--- Task requirements ---
Comb through the entries for "icon" and pull out each line that holds it.

--- Listed records ---

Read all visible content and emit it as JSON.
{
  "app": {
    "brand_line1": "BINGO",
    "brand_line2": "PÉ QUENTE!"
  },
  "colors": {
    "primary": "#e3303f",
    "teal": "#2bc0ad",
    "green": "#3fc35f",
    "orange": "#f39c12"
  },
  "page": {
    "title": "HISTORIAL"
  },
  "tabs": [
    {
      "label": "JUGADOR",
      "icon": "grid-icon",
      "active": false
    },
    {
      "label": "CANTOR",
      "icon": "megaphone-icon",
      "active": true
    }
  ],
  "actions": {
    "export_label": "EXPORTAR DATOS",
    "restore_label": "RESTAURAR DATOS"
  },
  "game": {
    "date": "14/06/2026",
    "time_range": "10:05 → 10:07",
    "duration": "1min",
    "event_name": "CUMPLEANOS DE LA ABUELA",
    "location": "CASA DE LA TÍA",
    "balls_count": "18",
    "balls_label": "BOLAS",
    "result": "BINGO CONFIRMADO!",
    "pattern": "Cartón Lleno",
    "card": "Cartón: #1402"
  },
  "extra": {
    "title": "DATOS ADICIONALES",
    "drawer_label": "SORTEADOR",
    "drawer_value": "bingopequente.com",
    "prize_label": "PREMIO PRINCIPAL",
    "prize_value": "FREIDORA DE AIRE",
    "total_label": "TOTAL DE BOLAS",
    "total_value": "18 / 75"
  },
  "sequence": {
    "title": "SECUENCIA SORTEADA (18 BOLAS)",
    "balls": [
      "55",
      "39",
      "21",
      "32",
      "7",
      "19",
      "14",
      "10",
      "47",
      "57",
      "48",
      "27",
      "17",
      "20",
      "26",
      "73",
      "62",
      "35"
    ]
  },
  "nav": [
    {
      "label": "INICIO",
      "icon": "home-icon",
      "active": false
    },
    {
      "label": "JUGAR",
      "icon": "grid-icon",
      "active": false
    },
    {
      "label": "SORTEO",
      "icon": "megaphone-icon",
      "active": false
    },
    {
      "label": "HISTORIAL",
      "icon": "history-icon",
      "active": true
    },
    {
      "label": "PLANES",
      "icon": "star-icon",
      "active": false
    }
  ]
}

---

--- The answer ---
      "icon": "grid-icon",
      "icon": "megaphone-icon",
      "icon": "home-icon",
      "icon": "grid-icon",
      "icon": "megaphone-icon",
      "icon": "history-icon",
      "icon": "star-icon",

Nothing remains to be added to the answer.